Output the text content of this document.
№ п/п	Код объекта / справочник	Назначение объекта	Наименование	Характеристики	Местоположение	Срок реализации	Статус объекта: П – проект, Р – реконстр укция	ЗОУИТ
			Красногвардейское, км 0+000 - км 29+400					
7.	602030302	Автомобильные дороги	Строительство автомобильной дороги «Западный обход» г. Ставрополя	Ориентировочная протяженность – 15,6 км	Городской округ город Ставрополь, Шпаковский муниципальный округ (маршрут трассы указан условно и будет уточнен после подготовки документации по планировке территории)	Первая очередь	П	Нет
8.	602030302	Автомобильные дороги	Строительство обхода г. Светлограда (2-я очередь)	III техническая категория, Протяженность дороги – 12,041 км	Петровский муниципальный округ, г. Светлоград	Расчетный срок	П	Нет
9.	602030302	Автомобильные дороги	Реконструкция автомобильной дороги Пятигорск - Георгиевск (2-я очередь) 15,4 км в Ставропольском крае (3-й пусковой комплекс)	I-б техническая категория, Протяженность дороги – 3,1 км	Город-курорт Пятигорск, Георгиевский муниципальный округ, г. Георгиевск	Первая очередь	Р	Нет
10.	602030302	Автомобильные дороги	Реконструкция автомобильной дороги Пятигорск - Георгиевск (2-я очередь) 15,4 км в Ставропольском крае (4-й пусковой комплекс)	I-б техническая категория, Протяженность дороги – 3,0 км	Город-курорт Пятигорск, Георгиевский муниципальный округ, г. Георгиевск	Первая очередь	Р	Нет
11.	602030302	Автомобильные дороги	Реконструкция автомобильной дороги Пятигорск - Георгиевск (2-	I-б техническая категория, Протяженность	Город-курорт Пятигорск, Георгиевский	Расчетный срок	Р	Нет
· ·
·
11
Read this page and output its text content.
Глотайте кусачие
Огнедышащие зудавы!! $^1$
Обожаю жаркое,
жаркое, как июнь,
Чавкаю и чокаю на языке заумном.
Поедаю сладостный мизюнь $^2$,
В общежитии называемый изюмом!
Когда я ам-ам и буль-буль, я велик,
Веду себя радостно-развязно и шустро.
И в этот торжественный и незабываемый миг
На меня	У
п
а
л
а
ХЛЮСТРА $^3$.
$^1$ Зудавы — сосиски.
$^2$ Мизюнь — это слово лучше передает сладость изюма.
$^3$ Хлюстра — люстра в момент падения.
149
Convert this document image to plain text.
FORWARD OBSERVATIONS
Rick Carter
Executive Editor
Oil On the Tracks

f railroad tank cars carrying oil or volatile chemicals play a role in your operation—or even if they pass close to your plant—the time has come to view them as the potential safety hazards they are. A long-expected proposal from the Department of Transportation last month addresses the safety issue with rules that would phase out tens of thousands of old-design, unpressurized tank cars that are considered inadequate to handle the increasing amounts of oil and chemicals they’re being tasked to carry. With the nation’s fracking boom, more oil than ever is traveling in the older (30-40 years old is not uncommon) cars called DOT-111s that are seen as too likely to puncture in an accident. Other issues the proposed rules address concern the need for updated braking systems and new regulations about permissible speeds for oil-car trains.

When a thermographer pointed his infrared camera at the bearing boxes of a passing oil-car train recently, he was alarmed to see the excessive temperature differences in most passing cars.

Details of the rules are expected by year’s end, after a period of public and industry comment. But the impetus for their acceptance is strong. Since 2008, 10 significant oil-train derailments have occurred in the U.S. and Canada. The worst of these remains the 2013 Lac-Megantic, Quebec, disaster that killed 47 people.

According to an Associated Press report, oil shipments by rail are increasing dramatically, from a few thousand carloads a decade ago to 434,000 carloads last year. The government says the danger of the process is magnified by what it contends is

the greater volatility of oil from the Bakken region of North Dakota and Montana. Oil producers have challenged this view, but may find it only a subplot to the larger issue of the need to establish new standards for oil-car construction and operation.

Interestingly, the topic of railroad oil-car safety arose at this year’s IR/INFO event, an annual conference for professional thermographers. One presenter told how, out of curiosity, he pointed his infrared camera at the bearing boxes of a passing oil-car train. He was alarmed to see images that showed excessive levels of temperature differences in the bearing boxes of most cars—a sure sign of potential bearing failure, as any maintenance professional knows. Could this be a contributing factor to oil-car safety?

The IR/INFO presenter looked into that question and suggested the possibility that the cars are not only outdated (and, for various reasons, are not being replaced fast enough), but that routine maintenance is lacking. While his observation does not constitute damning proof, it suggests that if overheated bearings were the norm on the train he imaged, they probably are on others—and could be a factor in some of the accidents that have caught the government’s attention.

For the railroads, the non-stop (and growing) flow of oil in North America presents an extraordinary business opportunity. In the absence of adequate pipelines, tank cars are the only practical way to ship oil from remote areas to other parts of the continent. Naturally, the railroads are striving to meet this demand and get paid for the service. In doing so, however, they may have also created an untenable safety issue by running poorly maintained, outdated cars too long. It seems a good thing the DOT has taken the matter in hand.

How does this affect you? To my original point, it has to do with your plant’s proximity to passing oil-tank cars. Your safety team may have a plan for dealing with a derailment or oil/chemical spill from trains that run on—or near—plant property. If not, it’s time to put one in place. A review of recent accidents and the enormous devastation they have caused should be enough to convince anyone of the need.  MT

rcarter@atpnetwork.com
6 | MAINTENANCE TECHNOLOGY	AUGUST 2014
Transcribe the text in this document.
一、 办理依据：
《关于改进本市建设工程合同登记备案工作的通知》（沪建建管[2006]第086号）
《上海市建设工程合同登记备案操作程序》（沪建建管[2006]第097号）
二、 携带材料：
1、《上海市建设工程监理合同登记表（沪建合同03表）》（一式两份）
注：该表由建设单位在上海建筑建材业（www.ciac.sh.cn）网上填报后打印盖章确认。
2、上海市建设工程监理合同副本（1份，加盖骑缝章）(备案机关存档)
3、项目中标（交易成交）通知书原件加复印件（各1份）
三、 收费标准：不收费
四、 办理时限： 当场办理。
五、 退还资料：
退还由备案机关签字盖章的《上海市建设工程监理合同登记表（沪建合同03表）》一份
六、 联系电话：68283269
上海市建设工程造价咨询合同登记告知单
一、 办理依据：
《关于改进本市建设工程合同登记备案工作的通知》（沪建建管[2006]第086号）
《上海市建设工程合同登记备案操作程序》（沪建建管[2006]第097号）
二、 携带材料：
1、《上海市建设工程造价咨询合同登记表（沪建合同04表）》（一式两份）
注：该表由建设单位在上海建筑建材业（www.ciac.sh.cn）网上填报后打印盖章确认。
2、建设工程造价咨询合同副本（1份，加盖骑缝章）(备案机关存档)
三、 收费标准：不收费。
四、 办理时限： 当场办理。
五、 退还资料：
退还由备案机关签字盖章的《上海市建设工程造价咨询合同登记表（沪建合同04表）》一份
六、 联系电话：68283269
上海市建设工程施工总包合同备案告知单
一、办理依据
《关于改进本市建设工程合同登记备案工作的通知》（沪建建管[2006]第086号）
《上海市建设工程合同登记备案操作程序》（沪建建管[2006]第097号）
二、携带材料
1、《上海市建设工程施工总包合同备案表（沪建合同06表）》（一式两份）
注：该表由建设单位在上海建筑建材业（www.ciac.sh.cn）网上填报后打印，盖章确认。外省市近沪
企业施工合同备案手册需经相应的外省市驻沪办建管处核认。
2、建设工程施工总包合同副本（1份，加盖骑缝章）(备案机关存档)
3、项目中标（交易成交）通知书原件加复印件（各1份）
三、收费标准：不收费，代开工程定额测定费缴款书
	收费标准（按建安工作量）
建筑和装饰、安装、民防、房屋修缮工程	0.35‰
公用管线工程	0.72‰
==============================
■ Aim of the exercise: Return the whole listing exactly, with every line included.

■ Expected output:
Output the text content of this document.
№ п/п	Код объекта / справочник	Назначение объекта	Наименование	Характеристики	Местоположение	Срок реализации	Статус объекта: П – проект, Р – реконстр укция	ЗОУИТ
			Красногвардейское, км 0+000 - км 29+400					
7.	602030302	Автомобильные дороги	Строительство автомобильной дороги «Западный обход» г. Ставрополя	Ориентировочная протяженность – 15,6 км	Городской округ город Ставрополь, Шпаковский муниципальный округ (маршрут трассы указан условно и будет уточнен после подготовки документации по планировке территории)	Первая очередь	П	Нет
8.	602030302	Автомобильные дороги	Строительство обхода г. Светлограда (2-я очередь)	III техническая категория, Протяженность дороги – 12,041 км	Петровский муниципальный округ, г. Светлоград	Расчетный срок	П	Нет
9.	602030302	Автомобильные дороги	Реконструкция автомобильной дороги Пятигорск - Георгиевск (2-я очередь) 15,4 км в Ставропольском крае (3-й пусковой комплекс)	I-б техническая категория, Протяженность дороги – 3,1 км	Город-курорт Пятигорск, Георгиевский муниципальный округ, г. Георгиевск	Первая очередь	Р	Нет
10.	602030302	Автомобильные дороги	Реконструкция автомобильной дороги Пятигорск - Георгиевск (2-я очередь) 15,4 км в Ставропольском крае (4-й пусковой комплекс)	I-б техническая категория, Протяженность дороги – 3,0 км	Город-курорт Пятигорск, Георгиевский муниципальный округ, г. Георгиевск	Первая очередь	Р	Нет
11.	602030302	Автомобильные дороги	Реконструкция автомобильной дороги Пятигорск - Георгиевск (2-	I-б техническая категория, Протяженность	Город-курорт Пятигорск, Георгиевский	Расчетный срок	Р	Нет
· ·
·
11
Read this page and output its text content.
Глотайте кусачие
Огнедышащие зудавы!! $^1$
Обожаю жаркое,
жаркое, как июнь,
Чавкаю и чокаю на языке заумном.
Поедаю сладостный мизюнь $^2$,
В общежитии называемый изюмом!
Когда я ам-ам и буль-буль, я велик,
Веду себя радостно-развязно и шустро.
И в этот торжественный и незабываемый миг
На меня	У
п
а
л
а
ХЛЮСТРА $^3$.
$^1$ Зудавы — сосиски.
$^2$ Мизюнь — это слово лучше передает сладость изюма.
$^3$ Хлюстра — люстра в момент падения.
149
Convert this document image to plain text.
FORWARD OBSERVATIONS
Rick Carter
Executive Editor
Oil On the Tracks

f railroad tank cars carrying oil or volatile chemicals play a role in your operation—or even if they pass close to your plant—the time has come to view them as the potential safety hazards they are. A long-expected proposal from the Department of Transportation last month addresses the safety issue with rules that would phase out tens of thousands of old-design, unpressurized tank cars that are considered inadequate to handle the increasing amounts of oil and chemicals they’re being tasked to carry. With the nation’s fracking boom, more oil than ever is traveling in the older (30-40 years old is not uncommon) cars called DOT-111s that are seen as too likely to puncture in an accident. Other issues the proposed rules address concern the need for updated braking systems and new regulations about permissible speeds for oil-car trains.

When a thermographer pointed his infrared camera at the bearing boxes of a passing oil-car train recently, he was alarmed to see the excessive temperature differences in most passing cars.

Details of the rules are expected by year’s end, after a period of public and industry comment. But the impetus for their acceptance is strong. Since 2008, 10 significant oil-train derailments have occurred in the U.S. and Canada. The worst of these remains the 2013 Lac-Megantic, Quebec, disaster that killed 47 people.

According to an Associated Press report, oil shipments by rail are increasing dramatically, from a few thousand carloads a decade ago to 434,000 carloads last year. The government says the danger of the process is magnified by what it contends is

the greater volatility of oil from the Bakken region of North Dakota and Montana. Oil producers have challenged this view, but may find it only a subplot to the larger issue of the need to establish new standards for oil-car construction and operation.

Interestingly, the topic of railroad oil-car safety arose at this year’s IR/INFO event, an annual conference for professional thermographers. One presenter told how, out of curiosity, he pointed his infrared camera at the bearing boxes of a passing oil-car train. He was alarmed to see images that showed excessive levels of temperature differences in the bearing boxes of most cars—a sure sign of potential bearing failure, as any maintenance professional knows. Could this be a contributing factor to oil-car safety?

The IR/INFO presenter looked into that question and suggested the possibility that the cars are not only outdated (and, for various reasons, are not being replaced fast enough), but that routine maintenance is lacking. While his observation does not constitute damning proof, it suggests that if overheated bearings were the norm on the train he imaged, they probably are on others—and could be a factor in some of the accidents that have caught the government’s attention.

For the railroads, the non-stop (and growing) flow of oil in North America presents an extraordinary business opportunity. In the absence of adequate pipelines, tank cars are the only practical way to ship oil from remote areas to other parts of the continent. Naturally, the railroads are striving to meet this demand and get paid for the service. In doing so, however, they may have also created an untenable safety issue by running poorly maintained, outdated cars too long. It seems a good thing the DOT has taken the matter in hand.

How does this affect you? To my original point, it has to do with your plant’s proximity to passing oil-tank cars. Your safety team may have a plan for dealing with a derailment or oil/chemical spill from trains that run on—or near—plant property. If not, it’s time to put one in place. A review of recent accidents and the enormous devastation they have caused should be enough to convince anyone of the need.  MT

rcarter@atpnetwork.com
6 | MAINTENANCE TECHNOLOGY	AUGUST 2014
Transcribe the text in this document.
一、 办理依据：
《关于改进本市建设工程合同登记备案工作的通知》（沪建建管[2006]第086号）
《上海市建设工程合同登记备案操作程序》（沪建建管[2006]第097号）
二、 携带材料：
1、《上海市建设工程监理合同登记表（沪建合同03表）》（一式两份）
注：该表由建设单位在上海建筑建材业（www.ciac.sh.cn）网上填报后打印盖章确认。
2、上海市建设工程监理合同副本（1份，加盖骑缝章）(备案机关存档)
3、项目中标（交易成交）通知书原件加复印件（各1份）
三、 收费标准：不收费
四、 办理时限： 当场办理。
五、 退还资料：
退还由备案机关签字盖章的《上海市建设工程监理合同登记表（沪建合同03表）》一份
六、 联系电话：68283269
上海市建设工程造价咨询合同登记告知单
一、 办理依据：
《关于改进本市建设工程合同登记备案工作的通知》（沪建建管[2006]第086号）
《上海市建设工程合同登记备案操作程序》（沪建建管[2006]第097号）
二、 携带材料：
1、《上海市建设工程造价咨询合同登记表（沪建合同04表）》（一式两份）
注：该表由建设单位在上海建筑建材业（www.ciac.sh.cn）网上填报后打印盖章确认。
2、建设工程造价咨询合同副本（1份，加盖骑缝章）(备案机关存档)
三、 收费标准：不收费。
四、 办理时限： 当场办理。
五、 退还资料：
退还由备案机关签字盖章的《上海市建设工程造价咨询合同登记表（沪建合同04表）》一份
六、 联系电话：68283269
上海市建设工程施工总包合同备案告知单
一、办理依据
《关于改进本市建设工程合同登记备案工作的通知》（沪建建管[2006]第086号）
《上海市建设工程合同登记备案操作程序》（沪建建管[2006]第097号）
二、携带材料
1、《上海市建设工程施工总包合同备案表（沪建合同06表）》（一式两份）
注：该表由建设单位在上海建筑建材业（www.ciac.sh.cn）网上填报后打印，盖章确认。外省市近沪
企业施工合同备案手册需经相应的外省市驻沪办建管处核认。
2、建设工程施工总包合同副本（1份，加盖骑缝章）(备案机关存档)
3、项目中标（交易成交）通知书原件加复印件（各1份）
三、收费标准：不收费，代开工程定额测定费缴款书
	收费标准（按建安工作量）
建筑和装饰、安装、民防、房屋修缮工程	0.35‰
公用管线工程	0.72‰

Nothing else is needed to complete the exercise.